_What needs to be done_
Go through the entries and count the lines with the string "this" in them. Give only that number.

((

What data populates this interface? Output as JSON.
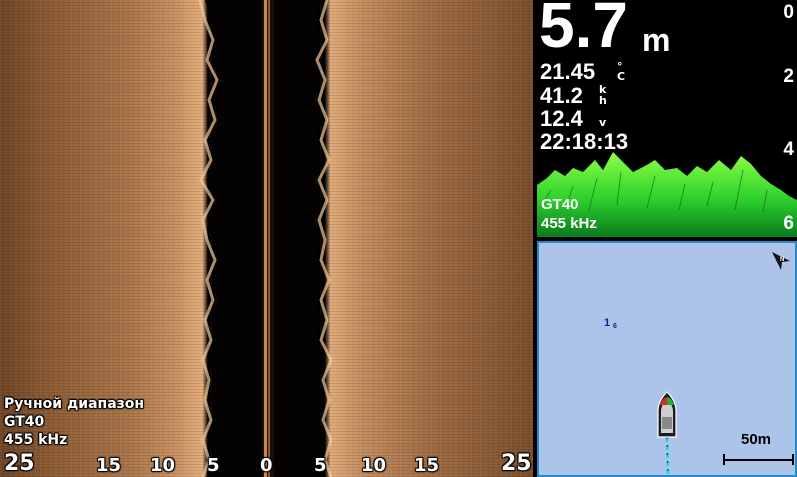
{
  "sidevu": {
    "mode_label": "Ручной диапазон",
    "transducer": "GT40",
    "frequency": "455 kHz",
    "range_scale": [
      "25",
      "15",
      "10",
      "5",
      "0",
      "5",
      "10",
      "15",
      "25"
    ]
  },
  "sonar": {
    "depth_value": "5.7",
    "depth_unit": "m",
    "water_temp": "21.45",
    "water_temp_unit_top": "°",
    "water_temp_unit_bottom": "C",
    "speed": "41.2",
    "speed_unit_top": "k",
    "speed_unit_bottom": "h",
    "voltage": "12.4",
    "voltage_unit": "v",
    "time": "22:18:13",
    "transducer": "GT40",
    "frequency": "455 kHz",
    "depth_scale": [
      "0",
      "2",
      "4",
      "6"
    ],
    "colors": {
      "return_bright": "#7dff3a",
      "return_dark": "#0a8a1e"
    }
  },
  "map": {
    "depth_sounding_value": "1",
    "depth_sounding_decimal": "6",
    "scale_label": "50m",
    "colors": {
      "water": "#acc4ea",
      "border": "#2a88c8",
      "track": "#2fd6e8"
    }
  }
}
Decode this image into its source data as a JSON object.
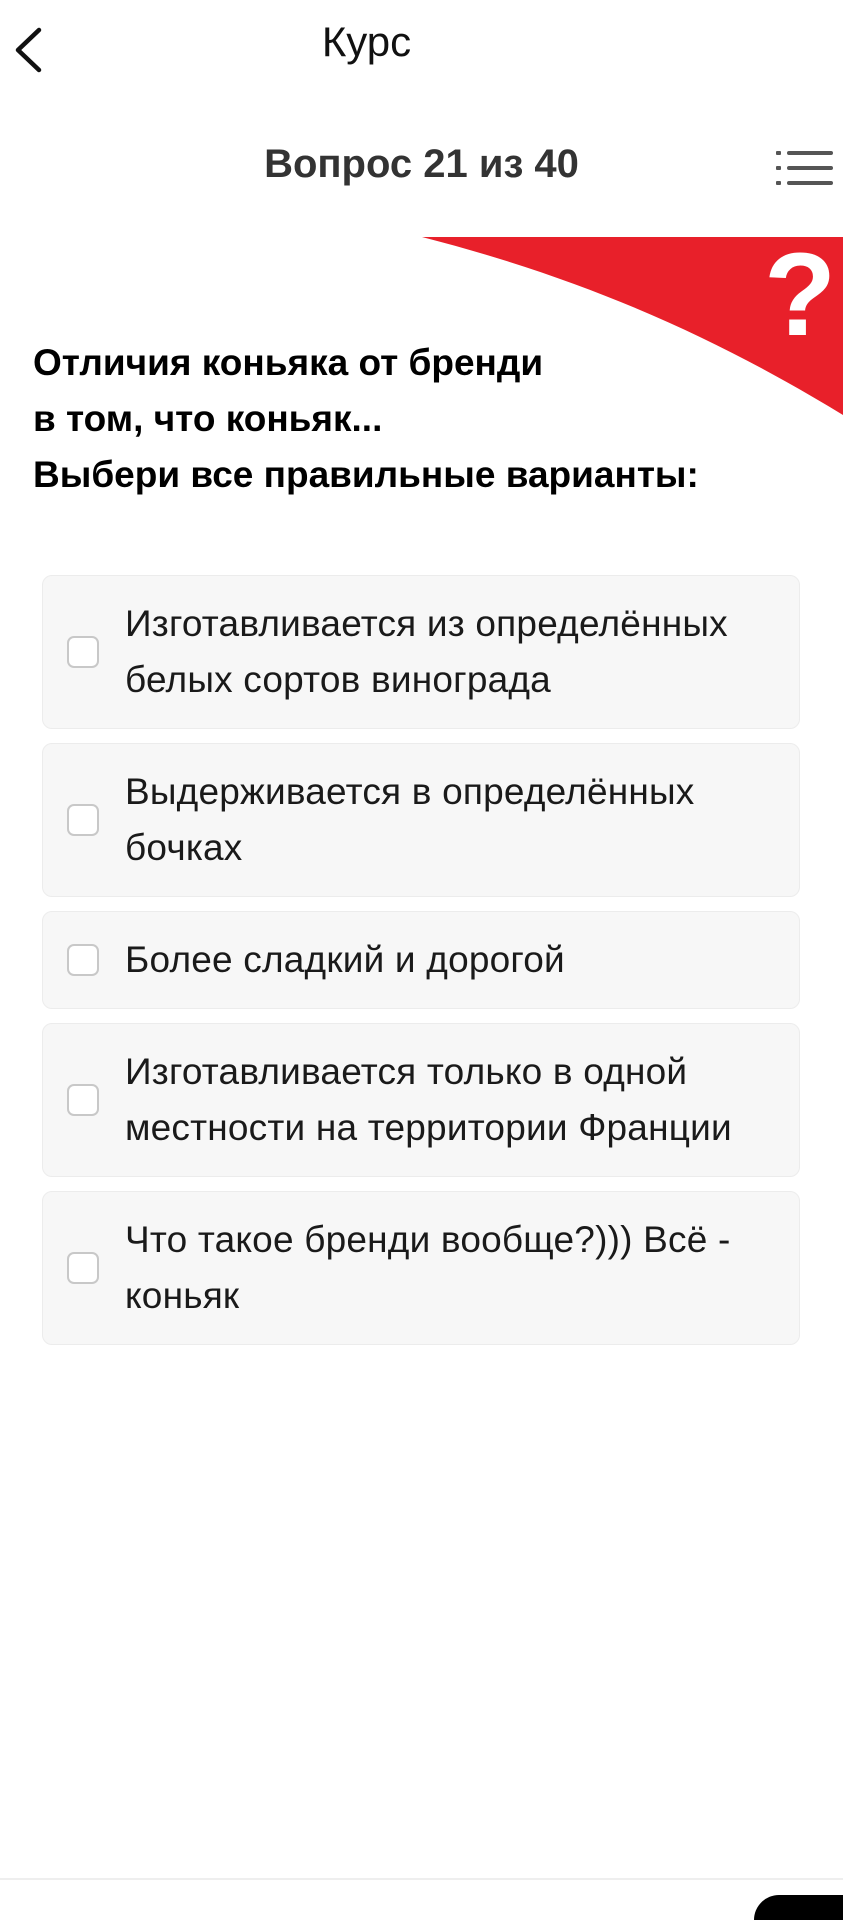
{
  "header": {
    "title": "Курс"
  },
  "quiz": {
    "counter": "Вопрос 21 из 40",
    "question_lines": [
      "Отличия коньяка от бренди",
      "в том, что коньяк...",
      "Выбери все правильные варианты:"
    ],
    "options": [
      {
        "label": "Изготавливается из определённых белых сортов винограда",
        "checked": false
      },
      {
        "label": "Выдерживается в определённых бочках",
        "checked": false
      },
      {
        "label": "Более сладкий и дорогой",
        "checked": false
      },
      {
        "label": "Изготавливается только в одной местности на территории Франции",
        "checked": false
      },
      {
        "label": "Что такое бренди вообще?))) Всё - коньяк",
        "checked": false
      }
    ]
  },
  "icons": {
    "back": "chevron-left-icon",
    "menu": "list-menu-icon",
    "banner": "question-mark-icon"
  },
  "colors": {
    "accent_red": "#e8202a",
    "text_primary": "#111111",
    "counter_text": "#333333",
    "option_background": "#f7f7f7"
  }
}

))
((

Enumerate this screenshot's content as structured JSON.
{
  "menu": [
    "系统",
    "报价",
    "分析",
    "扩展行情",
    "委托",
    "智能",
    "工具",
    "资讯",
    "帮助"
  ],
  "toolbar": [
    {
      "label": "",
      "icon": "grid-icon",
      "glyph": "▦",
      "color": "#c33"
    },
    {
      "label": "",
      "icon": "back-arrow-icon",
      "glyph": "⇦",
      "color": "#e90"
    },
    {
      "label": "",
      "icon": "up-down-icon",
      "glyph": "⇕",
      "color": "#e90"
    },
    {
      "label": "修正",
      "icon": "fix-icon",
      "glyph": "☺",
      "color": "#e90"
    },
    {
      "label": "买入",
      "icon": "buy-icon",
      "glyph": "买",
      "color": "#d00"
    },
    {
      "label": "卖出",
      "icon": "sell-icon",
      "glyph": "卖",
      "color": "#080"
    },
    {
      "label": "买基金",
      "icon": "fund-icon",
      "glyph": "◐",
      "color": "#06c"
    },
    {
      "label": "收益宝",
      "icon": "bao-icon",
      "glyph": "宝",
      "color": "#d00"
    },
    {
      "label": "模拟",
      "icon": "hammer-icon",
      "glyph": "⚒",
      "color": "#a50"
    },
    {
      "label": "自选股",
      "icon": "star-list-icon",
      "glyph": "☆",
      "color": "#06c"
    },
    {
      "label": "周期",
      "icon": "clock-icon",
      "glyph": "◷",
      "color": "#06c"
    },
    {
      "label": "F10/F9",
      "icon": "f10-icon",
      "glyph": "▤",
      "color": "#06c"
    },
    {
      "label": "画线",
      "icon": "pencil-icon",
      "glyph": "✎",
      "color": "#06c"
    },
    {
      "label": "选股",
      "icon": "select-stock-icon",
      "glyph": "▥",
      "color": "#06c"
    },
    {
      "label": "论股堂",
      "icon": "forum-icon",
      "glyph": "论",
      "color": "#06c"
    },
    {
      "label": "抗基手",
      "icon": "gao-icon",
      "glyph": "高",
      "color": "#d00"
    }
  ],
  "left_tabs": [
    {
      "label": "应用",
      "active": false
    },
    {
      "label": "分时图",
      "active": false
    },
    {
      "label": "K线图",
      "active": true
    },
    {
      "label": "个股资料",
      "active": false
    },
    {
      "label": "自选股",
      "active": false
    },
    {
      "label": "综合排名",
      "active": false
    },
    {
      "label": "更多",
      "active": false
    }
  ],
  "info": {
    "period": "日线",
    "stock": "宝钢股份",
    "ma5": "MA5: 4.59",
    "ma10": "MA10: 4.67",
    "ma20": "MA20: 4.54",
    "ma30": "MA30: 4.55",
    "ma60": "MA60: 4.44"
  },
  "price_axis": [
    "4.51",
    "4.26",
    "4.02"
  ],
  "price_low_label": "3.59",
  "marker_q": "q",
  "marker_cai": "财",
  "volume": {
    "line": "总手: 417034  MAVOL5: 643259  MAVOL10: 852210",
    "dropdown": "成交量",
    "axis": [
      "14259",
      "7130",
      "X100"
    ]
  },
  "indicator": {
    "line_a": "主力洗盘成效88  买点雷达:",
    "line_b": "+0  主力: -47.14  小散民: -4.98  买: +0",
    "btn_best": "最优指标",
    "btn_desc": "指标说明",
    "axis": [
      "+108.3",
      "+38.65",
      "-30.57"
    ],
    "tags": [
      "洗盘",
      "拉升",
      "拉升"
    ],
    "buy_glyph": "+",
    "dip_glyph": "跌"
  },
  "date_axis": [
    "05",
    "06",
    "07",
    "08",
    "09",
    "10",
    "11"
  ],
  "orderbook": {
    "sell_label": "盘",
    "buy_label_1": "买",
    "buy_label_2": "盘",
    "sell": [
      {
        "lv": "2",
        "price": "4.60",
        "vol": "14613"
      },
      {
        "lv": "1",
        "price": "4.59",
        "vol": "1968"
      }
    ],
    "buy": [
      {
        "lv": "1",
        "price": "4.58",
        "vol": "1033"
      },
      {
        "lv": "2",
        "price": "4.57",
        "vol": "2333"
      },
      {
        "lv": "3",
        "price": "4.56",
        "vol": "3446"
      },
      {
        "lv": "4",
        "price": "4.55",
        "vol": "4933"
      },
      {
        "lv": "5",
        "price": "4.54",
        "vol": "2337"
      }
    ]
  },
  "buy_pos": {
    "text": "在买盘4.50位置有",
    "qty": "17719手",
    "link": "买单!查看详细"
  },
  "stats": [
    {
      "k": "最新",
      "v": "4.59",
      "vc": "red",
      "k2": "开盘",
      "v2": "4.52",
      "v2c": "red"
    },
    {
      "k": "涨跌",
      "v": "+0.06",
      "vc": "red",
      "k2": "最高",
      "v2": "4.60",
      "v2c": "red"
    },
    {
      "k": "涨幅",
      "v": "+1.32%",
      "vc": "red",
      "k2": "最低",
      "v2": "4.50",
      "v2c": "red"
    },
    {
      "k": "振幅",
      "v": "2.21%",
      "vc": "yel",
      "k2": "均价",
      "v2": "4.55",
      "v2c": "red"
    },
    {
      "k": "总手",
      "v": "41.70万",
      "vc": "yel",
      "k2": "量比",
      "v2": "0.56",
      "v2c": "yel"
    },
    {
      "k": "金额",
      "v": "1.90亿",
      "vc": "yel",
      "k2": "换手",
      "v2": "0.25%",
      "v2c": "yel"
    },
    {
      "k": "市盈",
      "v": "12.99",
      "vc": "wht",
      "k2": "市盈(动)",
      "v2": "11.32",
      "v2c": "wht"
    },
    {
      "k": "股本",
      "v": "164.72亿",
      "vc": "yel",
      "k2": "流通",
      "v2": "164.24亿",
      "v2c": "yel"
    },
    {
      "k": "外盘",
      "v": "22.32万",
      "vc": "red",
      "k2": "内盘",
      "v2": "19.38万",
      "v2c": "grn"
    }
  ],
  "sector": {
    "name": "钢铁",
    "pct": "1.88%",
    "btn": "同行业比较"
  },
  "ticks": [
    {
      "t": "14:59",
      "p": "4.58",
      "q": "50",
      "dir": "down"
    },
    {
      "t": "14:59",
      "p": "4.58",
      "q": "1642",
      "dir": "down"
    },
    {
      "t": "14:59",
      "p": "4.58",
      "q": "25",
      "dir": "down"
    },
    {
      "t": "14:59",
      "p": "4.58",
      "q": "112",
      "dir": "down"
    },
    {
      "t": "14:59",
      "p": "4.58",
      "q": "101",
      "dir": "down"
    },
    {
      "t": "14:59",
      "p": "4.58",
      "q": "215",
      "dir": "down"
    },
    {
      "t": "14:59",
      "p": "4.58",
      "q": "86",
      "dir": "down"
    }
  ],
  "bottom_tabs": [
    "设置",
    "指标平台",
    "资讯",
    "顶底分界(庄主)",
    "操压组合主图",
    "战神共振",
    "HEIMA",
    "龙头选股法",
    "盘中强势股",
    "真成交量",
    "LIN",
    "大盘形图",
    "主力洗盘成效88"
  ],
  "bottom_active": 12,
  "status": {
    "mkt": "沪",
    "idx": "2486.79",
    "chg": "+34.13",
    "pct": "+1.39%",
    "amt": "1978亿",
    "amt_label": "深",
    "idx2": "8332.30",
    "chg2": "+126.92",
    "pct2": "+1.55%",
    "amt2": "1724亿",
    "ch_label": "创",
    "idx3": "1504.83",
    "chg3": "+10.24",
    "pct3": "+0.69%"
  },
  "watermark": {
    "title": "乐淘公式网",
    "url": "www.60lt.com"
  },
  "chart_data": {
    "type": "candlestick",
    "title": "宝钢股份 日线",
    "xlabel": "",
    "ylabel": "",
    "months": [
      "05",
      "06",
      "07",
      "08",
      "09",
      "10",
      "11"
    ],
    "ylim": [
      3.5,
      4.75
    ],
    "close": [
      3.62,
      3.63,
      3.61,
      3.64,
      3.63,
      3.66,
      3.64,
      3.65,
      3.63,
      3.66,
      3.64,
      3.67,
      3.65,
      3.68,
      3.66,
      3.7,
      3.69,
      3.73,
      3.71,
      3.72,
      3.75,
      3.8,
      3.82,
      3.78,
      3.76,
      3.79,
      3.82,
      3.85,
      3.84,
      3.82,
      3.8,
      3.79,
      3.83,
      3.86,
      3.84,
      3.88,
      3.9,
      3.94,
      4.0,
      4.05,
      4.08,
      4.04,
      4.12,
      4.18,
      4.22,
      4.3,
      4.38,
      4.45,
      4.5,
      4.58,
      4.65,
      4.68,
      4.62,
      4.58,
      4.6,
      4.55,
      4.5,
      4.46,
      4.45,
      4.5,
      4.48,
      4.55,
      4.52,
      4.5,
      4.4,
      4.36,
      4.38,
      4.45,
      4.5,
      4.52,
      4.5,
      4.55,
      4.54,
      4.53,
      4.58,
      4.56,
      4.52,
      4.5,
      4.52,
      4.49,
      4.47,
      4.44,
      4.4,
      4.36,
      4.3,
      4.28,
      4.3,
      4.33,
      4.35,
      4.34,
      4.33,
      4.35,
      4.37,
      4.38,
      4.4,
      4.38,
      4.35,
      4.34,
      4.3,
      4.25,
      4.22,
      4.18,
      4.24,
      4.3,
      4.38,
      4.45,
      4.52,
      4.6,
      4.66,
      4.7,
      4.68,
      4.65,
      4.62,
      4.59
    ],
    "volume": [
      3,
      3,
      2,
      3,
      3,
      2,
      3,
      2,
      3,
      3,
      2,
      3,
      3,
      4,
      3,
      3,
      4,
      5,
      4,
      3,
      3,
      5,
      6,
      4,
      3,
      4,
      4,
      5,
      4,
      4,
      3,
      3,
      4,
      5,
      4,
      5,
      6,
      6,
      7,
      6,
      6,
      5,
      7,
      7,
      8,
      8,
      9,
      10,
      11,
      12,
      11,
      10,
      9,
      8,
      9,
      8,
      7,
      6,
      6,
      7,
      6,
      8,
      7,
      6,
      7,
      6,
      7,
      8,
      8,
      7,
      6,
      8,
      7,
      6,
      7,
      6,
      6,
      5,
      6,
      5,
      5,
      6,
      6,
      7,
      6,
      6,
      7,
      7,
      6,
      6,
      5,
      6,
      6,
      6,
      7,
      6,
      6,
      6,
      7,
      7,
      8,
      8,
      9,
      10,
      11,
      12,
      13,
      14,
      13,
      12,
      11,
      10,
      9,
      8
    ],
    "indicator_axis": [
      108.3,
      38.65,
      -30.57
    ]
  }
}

))
((

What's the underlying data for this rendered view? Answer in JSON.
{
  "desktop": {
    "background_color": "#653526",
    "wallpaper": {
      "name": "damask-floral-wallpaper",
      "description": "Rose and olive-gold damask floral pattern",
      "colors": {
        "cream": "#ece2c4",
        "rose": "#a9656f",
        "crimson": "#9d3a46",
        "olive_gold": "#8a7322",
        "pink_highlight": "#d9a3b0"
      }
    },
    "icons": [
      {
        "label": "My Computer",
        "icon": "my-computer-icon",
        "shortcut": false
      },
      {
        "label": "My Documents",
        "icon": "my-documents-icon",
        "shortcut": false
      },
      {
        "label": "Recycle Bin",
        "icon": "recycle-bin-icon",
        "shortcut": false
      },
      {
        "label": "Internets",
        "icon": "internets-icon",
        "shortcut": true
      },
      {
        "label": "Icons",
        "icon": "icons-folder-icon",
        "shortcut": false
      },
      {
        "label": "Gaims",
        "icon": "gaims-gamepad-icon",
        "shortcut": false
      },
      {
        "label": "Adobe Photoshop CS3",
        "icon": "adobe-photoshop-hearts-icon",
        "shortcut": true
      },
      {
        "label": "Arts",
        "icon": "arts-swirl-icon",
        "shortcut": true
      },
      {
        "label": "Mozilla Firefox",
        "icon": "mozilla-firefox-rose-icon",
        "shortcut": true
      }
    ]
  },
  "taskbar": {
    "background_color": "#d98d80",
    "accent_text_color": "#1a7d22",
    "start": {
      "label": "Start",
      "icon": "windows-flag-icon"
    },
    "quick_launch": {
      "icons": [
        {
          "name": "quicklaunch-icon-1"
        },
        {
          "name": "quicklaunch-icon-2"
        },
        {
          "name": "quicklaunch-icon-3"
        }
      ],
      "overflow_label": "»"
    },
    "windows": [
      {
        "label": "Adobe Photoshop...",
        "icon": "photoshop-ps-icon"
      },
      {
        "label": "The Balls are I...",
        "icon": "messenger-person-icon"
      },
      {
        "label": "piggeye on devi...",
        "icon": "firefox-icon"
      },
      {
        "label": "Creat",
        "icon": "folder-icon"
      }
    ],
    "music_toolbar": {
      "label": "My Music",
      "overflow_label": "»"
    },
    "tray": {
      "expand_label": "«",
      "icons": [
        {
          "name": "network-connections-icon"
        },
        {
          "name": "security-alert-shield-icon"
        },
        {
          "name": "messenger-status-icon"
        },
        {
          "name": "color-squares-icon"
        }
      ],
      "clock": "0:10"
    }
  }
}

))

_Response to the task_
4